>> BEGIN RECORDED DATA

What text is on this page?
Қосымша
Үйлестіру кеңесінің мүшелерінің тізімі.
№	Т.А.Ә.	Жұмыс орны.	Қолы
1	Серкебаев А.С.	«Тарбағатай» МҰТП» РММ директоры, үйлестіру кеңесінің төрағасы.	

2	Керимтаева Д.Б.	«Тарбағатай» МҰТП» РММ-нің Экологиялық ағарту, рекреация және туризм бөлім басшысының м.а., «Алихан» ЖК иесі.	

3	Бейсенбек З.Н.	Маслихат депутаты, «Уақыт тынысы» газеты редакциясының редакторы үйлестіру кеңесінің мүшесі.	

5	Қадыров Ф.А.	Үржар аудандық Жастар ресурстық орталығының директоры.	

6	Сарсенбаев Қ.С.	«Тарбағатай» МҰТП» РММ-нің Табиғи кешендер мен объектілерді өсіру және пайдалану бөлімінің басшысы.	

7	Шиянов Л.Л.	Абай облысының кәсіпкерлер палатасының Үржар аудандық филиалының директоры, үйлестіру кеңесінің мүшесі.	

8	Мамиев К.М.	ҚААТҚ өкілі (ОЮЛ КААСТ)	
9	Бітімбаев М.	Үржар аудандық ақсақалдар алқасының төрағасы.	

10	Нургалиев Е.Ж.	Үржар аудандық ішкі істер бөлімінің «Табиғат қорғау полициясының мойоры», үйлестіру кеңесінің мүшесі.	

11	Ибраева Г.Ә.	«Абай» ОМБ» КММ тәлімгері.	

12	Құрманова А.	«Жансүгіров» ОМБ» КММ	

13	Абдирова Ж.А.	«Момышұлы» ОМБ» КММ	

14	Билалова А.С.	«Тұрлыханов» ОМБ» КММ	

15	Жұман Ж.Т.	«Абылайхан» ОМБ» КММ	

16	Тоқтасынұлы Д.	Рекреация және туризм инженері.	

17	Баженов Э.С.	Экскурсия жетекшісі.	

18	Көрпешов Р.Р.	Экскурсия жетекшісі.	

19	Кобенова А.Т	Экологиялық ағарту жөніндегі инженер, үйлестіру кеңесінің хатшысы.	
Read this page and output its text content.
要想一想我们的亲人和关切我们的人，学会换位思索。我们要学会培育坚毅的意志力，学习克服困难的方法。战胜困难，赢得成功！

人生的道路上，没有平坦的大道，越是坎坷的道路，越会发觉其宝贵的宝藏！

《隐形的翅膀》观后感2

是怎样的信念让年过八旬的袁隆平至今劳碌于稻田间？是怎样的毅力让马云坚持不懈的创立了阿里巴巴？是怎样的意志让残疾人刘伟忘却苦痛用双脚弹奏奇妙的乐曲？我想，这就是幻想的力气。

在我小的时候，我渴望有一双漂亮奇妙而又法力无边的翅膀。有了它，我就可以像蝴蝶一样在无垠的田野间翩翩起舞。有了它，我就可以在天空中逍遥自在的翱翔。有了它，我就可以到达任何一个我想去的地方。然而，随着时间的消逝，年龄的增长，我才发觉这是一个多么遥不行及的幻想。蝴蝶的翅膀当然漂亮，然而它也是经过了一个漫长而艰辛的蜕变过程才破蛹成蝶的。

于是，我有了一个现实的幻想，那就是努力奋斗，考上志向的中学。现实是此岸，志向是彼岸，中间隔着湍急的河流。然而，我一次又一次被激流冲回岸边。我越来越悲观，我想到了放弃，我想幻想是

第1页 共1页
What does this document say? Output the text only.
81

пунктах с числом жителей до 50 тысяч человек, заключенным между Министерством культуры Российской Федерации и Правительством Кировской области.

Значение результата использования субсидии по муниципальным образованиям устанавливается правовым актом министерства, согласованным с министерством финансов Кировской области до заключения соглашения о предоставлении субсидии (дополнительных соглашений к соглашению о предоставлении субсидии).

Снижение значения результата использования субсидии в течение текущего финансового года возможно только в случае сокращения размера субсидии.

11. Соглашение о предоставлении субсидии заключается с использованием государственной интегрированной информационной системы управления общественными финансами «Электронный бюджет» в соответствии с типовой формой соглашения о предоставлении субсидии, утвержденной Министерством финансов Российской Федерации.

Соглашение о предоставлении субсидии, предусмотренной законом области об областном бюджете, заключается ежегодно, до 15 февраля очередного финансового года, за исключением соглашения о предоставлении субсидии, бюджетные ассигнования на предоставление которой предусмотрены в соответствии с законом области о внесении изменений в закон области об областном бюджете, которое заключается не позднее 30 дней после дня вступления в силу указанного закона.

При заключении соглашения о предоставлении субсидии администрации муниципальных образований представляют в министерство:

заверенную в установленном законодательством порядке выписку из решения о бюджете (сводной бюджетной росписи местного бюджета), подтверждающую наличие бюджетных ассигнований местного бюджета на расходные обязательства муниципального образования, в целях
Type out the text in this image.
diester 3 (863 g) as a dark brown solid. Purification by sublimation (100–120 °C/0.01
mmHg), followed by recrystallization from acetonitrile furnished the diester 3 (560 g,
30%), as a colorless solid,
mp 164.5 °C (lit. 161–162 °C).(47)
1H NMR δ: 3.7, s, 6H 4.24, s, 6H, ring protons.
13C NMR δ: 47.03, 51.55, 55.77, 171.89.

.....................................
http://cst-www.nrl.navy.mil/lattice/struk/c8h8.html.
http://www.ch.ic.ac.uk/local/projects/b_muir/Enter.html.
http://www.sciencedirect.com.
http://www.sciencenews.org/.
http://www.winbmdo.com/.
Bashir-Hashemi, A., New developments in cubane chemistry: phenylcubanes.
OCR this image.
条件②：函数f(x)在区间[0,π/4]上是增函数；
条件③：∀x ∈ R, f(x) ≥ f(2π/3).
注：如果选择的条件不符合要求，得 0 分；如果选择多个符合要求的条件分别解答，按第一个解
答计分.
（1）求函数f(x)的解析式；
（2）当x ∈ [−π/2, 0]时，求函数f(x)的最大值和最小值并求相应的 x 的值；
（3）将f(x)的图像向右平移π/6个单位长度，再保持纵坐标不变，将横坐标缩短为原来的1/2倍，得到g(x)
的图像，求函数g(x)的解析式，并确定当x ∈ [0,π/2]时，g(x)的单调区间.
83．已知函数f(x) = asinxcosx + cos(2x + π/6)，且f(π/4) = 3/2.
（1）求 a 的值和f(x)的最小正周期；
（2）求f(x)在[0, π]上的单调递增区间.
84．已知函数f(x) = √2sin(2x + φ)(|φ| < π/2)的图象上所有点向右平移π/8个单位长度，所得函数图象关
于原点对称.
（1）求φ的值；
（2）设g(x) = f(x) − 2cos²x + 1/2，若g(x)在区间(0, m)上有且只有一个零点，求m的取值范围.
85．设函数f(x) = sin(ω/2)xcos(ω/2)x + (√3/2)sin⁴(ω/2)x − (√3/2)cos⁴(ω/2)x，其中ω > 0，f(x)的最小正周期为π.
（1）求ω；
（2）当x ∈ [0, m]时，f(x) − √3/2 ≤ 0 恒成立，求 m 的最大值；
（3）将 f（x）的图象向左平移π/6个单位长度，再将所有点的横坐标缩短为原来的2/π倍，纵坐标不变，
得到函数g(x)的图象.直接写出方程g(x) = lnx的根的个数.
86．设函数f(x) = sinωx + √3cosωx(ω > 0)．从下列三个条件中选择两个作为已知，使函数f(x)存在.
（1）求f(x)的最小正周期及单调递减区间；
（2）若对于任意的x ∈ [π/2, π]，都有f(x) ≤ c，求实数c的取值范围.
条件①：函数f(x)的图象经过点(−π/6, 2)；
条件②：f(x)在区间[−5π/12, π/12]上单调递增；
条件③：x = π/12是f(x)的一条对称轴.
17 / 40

>> END RECORDED DATA

» STATED PROBLEM:
From the data, pick out every line that includes "已知函数f".

» WRITTEN ANSWER:
83．已知函数f(x) = asinxcosx + cos(2x + π/6)，且f(π/4) = 3/2.
84．已知函数f(x) = √2sin(2x + φ)(|φ| < π/2)的图象上所有点向右平移π/8个单位长度，所得函数图象关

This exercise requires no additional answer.